**Görev Listesi**
1 - Lütfen aşağıdaki ifadelerin ODTÜ konulu basın açıklamasıyla uyuşup uyuşmadığını belirtin. Her birine evet ya da hayır deyin ve belirleyici kelimeleri metinden aynen alıntılayın.
(a) ODTÜ 1956'da "Orta Doğu Yüksek Teknoloji Enstitüsü" adıyla kuruldu.
(b) Orman kesimi, protokolün duyurulmasından birkaç gün sonra yapıldı.
(c) Basın toplantısı ODTÜ kampüsünde düzenlendi.
2 - ODTÜ konulu basın açıklamasında "Soruyoruz: Ankara’ da" ile başlayıp "öldür, katlet felsefesidir." ile biten bölümü birebir çoğaltın.

**Okuma Metni**
────

Bugün (12 Eylül) Tarım Orkam Sen Genel Merkez’inde düzenlenen basın toplantısında, Tarım Orkam Sen Genel Başkanı Hamit Kurt’un yaptığı basın açıklaması metni veMali Sekreterimiz Elif Çuhadar’ın açıklaması aşağıdadır:
İktidara geldiği günden beri yaptığı tüm uygulamalarla kıyımı, yok etmeyi, katliamı kendine rehber edinmiş AKP’ nin son operasyonu Orta Doğu Teknik Üniversitesi (ODTÜ)oldu.
Tüm kurum ve kuruluşları partili kimliğe dönüştüren AKP; Ankara Valiliği, YÖK, Orta Doğu Teknik Üniversitesi (ODTÜ) Rektörlüğü ve Ankara Büyükşehir Belediye Başkanı arasında düzenlenen protokol ile Orta Doğu Teknik Üniversitesi (ODTÜ) arazisinden geçirilecek yolu basına ve kamuoyuna duyurdu.
Duyurulan protokolden sadece birkaç saat sonrasında yangından mal kaçırırcasına, neredeyse devletin topunu/ tüfeğini, yüzlerce iş makinesini, personeli ile gece yarısı bir operasyonla büyük bir Orman Katliamını gerçekleştirdiler.
Bugüne kadar tüm uyarılara kulaklarını tıkayan, yargı kararlarını hiçe sayan, gerekirse tehdit ederek bildiğini okuyan Ankara Büyükşehir Belediye Başkanı Melih GÖKÇEK, Ankara’nın trafiğini ranta ve yağmaya dayalı yöntemlerle içinden çıkılmaz hale getirdi. Bugün ise katlettiği Ormanlarımıza gerekçe olarak trafik sorunu öne sürüyor.
Soruyoruz: Ankara’ da senin yarattığın tüm sorunların bedelini neden hep halk ödüyor?
1956 tarihinde “Orta Doğu Yüksek Teknoloji Enstitüsü” adıyla kurulan Orta Doğu Teknik Üniversitesi (ODTÜ) Dünyanın en saygın, ülkemizin de en önemli üniversitelerinden biridir. Devrimci bir öğrenci kuşağının renkleriyle, emekleriyle, alın teriyle oluşmuş Türkiye’ nin çağdaş, Demokratik ve özgürlükçü yüzüdür. Denizlerin, Mahirlerin mirası olan Orta Doğu Teknik Üniversitesi (ODTÜ)’nin parçalanmak istenmesinin temel nedenlerinden biri de AKP iktidarının bu devrimci ve özgürlükçü yapıyı ortadan kaldırmak istemesidir. Bunların yaptığı ele geçiremediğini yok et, öldür, katlet felsefesidir.
Ne AKP’ye ne de Melih GÖKÇEK’e bu izni vermeyeceğiz!

────

**Kayıt Kümesi**
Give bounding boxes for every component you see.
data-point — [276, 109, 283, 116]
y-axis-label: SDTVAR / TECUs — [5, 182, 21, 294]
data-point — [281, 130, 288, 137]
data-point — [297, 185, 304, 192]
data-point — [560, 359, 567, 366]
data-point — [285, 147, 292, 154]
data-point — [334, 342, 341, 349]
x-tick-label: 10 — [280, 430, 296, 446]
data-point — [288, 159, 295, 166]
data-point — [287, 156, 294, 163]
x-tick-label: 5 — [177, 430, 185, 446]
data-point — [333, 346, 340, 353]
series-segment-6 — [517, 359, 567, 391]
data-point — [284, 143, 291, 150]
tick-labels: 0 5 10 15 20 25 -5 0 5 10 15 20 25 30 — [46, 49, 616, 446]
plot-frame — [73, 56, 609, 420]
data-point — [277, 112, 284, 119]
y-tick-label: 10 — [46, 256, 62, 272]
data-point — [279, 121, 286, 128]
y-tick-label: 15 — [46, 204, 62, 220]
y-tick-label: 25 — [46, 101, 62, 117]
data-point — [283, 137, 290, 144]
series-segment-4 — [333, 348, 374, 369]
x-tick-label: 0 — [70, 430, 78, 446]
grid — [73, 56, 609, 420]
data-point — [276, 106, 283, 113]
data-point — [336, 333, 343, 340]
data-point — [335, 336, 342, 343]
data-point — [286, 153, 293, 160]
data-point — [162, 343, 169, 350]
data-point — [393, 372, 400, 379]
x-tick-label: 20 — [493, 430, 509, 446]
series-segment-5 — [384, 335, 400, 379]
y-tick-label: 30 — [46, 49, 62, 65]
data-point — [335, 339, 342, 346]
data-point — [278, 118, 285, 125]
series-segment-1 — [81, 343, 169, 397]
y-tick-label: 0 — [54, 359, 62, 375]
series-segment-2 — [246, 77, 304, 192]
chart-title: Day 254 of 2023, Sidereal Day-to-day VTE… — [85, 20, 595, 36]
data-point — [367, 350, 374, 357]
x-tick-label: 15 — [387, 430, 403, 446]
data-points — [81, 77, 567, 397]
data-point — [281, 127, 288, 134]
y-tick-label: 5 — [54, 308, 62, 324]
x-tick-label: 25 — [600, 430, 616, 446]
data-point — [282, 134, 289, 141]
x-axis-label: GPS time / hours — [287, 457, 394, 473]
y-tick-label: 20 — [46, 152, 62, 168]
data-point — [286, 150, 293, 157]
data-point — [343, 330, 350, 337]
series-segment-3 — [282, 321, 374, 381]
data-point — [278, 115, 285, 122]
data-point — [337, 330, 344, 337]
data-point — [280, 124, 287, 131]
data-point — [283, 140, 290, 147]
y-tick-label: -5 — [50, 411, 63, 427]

────

**Görev Sonuçları**
1 -
(a) Evet: "1956 tarihinde “Orta Doğu Yüksek Teknoloji Enstitüsü” adıyla kurulan"
(b) Hayır: "Duyurulan protokolden sadece birkaç saat sonrasında"
(c) Hayır: "Tarım Orkam Sen Genel Merkez’inde düzenlenen basın toplantısında"

2 -
Soruyoruz: Ankara’ da senin yarattığın tüm sorunların bedelini neden hep halk ödüyor?
1956 tarihinde “Orta Doğu Yüksek Teknoloji Enstitüsü” adıyla kurulan Orta Doğu Teknik Üniversitesi (ODTÜ) Dünyanın en saygın, ülkemizin de en önemli üniversitelerinden biridir. Devrimci bir öğrenci kuşağının renkleriyle, emekleriyle, alın teriyle oluşmuş Türkiye’ nin çağdaş, Demokratik ve özgürlükçü yüzüdür. Denizlerin, Mahirlerin mirası olan Orta Doğu Teknik Üniversitesi (ODTÜ)’nin parçalanmak istenmesinin temel nedenlerinden biri de AKP iktidarının bu devrimci ve özgürlükçü yapıyı ortadan kaldırmak istemesidir. Bunların yaptığı ele geçiremediğini yok et, öldür, katlet felsefesidir.